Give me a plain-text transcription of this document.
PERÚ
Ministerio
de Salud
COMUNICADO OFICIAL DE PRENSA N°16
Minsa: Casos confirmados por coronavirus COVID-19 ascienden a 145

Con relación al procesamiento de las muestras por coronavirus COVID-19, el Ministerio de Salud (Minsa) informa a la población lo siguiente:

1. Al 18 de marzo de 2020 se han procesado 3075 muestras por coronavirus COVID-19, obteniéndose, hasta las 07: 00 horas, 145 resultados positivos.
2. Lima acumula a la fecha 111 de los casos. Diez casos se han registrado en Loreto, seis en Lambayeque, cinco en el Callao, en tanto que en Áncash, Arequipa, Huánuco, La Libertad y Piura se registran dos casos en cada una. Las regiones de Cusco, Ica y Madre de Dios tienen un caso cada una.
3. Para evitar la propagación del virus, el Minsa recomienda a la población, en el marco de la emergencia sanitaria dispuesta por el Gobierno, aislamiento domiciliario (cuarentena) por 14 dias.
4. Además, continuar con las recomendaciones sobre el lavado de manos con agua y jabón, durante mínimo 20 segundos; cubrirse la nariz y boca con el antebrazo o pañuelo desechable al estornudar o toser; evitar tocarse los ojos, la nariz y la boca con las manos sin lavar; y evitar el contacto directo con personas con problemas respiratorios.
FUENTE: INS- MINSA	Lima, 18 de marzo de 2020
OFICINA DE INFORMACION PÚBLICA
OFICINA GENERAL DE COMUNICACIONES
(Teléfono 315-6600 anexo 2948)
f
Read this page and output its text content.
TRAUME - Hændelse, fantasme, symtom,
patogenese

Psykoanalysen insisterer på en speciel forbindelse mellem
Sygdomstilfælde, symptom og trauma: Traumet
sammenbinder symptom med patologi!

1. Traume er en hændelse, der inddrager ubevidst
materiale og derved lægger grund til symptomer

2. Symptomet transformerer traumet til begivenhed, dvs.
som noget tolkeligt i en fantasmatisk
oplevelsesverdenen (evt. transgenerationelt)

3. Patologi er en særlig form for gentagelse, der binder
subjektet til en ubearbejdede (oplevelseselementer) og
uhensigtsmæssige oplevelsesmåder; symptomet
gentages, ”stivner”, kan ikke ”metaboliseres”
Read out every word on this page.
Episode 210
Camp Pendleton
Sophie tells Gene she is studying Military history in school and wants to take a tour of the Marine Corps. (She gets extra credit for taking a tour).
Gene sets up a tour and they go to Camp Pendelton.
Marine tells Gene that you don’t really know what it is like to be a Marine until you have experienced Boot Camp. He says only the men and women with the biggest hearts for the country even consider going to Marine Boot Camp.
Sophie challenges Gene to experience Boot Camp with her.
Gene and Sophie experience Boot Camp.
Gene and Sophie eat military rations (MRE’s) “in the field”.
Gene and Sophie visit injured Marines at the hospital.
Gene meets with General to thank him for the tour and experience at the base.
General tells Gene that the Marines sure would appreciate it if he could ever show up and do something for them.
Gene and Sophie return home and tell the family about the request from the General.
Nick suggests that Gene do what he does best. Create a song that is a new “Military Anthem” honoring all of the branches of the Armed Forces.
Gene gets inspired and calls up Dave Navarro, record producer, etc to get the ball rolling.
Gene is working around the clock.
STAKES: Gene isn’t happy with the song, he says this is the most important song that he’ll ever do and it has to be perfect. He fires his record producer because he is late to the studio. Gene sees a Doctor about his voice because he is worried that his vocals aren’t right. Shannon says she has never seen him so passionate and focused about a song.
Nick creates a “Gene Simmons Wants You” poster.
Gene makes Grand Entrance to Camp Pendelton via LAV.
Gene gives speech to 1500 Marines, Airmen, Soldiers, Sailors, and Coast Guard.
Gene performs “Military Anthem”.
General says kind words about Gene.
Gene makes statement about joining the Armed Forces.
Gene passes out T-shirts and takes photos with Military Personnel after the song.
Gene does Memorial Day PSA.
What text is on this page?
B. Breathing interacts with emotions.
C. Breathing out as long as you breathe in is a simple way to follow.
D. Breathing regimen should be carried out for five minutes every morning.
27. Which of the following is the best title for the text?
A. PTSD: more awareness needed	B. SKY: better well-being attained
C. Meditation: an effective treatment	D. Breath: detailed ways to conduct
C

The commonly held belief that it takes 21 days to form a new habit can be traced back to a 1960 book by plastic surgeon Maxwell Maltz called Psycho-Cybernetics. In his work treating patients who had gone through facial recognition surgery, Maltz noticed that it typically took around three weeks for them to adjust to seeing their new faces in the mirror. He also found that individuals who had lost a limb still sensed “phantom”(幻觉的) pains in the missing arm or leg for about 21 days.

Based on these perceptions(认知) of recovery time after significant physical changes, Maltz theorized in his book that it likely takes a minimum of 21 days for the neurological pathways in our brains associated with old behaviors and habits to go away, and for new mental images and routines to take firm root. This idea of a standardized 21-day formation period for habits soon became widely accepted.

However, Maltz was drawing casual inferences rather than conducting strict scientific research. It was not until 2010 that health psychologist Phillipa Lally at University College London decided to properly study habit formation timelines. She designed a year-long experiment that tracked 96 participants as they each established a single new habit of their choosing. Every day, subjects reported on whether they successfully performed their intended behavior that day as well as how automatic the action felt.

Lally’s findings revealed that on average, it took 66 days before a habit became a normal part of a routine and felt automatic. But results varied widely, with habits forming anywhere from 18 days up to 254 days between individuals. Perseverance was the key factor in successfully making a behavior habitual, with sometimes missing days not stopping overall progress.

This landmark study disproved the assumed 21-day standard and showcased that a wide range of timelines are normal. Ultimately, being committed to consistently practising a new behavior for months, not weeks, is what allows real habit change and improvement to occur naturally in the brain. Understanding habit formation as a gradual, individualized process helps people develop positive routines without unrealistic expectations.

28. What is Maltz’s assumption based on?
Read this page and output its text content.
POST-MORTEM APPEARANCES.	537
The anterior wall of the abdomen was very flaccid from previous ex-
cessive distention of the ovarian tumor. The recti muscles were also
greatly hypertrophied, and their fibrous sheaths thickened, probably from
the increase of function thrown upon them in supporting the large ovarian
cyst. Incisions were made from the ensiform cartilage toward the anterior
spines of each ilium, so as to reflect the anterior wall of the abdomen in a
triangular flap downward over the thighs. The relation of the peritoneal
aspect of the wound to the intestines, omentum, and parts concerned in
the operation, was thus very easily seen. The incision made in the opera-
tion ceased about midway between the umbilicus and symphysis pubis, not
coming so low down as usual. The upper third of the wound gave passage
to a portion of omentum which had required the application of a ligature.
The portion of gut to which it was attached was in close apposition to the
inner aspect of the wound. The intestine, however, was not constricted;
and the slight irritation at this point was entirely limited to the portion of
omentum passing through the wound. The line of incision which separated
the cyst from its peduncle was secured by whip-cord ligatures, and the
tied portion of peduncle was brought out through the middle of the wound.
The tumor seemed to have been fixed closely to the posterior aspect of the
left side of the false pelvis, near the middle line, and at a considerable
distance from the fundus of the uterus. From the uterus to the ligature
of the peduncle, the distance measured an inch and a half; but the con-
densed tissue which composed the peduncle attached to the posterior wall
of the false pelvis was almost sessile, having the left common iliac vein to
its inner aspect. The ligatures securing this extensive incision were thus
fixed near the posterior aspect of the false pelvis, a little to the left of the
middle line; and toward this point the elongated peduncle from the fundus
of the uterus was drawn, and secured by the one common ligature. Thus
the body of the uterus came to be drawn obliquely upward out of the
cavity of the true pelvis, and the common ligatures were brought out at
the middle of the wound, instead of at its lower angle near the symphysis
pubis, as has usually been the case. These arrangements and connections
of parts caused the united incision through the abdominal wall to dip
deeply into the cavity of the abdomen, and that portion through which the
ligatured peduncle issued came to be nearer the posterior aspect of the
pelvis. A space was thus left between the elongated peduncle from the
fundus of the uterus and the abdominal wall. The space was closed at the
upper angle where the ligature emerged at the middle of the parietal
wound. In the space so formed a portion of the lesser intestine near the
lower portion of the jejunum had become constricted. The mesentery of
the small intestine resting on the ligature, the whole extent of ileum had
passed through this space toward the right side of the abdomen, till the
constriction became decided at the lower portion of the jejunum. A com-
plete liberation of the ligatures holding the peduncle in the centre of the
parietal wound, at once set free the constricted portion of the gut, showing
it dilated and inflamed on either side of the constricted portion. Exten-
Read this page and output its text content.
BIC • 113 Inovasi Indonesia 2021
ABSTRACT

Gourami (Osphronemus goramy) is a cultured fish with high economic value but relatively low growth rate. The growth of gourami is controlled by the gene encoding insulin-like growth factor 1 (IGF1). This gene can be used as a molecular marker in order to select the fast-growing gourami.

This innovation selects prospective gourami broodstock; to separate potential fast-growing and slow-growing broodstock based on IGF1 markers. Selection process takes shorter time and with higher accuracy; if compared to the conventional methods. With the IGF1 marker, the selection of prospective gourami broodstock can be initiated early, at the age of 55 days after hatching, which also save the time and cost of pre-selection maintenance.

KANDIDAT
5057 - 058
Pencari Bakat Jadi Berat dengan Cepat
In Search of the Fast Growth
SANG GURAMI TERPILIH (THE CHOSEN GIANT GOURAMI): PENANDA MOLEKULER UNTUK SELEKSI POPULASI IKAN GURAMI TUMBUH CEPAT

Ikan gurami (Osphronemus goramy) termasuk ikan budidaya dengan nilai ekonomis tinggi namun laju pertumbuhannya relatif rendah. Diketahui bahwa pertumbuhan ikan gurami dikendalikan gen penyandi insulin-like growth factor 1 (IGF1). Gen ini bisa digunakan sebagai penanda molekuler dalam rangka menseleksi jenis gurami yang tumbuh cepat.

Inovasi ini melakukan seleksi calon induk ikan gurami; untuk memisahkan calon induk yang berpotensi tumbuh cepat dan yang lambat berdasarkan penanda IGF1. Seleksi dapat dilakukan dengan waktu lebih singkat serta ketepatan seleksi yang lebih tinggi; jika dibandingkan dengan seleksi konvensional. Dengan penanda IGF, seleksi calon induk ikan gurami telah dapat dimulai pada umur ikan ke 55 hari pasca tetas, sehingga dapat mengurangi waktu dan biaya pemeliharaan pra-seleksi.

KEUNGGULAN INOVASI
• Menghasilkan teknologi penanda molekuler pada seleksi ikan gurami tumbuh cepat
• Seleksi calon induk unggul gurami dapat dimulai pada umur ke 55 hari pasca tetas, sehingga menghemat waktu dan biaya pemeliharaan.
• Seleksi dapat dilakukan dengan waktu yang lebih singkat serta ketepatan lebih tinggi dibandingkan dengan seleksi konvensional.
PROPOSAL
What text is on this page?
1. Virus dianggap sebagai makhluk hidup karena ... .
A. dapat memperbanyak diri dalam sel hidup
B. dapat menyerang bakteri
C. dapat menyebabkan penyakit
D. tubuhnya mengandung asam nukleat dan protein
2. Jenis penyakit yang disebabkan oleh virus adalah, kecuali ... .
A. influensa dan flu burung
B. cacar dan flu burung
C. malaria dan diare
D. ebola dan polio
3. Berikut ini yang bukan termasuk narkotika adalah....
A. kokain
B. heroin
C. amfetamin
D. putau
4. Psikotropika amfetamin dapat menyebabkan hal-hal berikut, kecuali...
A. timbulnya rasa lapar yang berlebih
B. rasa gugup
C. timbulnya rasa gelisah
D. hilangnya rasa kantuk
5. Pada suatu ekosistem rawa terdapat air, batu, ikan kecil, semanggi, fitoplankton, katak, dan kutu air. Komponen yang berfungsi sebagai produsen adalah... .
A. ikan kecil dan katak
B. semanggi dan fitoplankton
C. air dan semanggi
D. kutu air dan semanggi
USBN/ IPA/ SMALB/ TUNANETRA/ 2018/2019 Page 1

--------------------------------------------------

• **Assignment**:
Report only the number of lines in the listing that contain the word "after".

• **The completed task**:
3